GOAL
In the records below, pick out all lines containing the word "JSON".

○ ○ ○ ○

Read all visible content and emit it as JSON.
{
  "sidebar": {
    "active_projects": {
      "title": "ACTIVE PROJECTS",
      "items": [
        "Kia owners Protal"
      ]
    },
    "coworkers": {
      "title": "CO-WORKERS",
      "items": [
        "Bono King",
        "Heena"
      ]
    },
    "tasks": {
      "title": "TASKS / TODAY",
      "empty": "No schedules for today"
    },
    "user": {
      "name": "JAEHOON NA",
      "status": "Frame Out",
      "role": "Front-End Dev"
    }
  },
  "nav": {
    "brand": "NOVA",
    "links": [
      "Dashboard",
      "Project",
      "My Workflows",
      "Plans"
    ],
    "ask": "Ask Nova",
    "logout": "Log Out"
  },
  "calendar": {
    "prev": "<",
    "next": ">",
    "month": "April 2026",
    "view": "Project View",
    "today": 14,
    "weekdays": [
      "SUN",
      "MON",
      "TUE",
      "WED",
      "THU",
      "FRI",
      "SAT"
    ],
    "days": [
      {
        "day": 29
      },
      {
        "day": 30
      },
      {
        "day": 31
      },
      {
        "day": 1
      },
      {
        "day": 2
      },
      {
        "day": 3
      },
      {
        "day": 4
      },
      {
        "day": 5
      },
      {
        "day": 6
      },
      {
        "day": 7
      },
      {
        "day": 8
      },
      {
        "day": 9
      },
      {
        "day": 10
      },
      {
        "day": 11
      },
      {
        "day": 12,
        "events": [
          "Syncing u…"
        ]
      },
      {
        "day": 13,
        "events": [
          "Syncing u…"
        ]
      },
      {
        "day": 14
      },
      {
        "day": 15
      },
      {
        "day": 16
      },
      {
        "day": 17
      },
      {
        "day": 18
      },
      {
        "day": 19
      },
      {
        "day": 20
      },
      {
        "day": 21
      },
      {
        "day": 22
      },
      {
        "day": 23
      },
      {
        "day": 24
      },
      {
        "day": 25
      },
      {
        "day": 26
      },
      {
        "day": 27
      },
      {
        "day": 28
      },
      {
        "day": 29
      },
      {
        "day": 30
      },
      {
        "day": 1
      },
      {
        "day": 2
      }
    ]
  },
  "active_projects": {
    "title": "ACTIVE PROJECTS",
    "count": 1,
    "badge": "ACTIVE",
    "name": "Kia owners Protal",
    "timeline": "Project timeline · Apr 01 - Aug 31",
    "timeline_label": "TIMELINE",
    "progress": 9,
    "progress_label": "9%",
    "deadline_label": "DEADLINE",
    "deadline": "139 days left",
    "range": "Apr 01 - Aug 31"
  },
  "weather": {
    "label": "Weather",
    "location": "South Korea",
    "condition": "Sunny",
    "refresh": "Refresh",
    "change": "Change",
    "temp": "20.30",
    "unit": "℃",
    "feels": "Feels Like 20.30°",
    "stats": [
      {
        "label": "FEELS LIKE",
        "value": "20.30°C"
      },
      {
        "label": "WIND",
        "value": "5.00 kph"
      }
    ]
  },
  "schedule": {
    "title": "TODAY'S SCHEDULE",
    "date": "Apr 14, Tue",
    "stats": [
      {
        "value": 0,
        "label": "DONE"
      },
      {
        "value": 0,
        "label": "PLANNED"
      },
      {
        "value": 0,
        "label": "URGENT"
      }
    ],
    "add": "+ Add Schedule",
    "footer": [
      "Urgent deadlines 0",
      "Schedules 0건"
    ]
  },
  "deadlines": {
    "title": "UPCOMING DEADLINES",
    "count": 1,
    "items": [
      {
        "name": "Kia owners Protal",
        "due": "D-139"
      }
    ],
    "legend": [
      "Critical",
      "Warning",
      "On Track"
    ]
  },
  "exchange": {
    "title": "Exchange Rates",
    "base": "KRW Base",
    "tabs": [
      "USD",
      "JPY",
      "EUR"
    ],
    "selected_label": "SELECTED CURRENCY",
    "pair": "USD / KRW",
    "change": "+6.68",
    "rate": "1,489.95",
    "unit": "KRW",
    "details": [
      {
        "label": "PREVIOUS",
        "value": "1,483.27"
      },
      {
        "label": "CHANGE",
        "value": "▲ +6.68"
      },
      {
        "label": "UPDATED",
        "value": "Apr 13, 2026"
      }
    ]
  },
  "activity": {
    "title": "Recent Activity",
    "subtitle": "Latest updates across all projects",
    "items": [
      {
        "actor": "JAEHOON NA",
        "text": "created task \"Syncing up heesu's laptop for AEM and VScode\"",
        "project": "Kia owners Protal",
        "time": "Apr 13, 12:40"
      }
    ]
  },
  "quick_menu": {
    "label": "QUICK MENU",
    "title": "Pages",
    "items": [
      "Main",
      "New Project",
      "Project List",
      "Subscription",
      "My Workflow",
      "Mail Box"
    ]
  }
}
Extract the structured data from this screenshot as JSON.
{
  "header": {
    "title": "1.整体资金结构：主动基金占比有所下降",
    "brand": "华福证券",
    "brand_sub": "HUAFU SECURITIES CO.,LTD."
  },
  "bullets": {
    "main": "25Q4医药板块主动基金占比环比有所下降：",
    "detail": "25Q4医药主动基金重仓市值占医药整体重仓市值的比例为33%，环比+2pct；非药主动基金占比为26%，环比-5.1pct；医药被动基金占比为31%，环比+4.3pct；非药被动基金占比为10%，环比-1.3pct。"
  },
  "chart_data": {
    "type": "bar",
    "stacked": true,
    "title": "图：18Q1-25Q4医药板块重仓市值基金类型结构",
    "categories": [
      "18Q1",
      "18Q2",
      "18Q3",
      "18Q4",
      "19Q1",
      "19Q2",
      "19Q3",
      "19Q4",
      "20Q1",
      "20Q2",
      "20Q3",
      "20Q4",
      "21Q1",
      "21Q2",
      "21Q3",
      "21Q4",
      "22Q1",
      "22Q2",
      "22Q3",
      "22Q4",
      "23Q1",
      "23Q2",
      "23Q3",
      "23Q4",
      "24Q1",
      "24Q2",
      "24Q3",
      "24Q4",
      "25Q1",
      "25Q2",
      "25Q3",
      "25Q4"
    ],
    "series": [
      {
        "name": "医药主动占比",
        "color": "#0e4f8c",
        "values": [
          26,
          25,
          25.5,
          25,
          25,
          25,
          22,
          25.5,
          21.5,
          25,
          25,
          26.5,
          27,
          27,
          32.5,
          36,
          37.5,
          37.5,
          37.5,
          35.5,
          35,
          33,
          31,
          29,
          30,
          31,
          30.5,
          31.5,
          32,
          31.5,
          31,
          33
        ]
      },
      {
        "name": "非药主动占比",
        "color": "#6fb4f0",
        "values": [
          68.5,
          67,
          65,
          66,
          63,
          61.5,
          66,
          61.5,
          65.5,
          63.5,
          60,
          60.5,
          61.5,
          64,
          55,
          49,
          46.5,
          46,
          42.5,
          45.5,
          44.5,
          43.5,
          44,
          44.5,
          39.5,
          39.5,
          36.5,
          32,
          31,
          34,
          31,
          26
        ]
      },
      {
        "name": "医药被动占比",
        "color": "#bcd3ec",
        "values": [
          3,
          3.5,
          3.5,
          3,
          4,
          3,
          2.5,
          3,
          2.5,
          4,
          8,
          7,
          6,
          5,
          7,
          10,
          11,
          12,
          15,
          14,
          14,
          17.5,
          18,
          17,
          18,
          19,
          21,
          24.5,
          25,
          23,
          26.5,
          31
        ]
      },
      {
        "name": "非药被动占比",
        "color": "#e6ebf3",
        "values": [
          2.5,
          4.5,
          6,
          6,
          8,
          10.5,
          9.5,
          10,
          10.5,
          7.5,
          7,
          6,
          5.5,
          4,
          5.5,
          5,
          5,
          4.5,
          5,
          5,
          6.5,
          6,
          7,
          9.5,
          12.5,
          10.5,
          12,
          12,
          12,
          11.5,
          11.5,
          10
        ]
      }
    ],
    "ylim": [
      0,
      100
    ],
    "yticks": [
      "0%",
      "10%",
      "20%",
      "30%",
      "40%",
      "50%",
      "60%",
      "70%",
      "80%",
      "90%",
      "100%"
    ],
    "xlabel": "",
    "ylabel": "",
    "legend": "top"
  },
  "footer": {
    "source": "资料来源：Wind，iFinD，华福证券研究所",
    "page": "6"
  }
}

○ ○ ○ ○

COMPLETED TASK
Read all visible content and emit it as JSON.
Extract the structured data from this screenshot as JSON.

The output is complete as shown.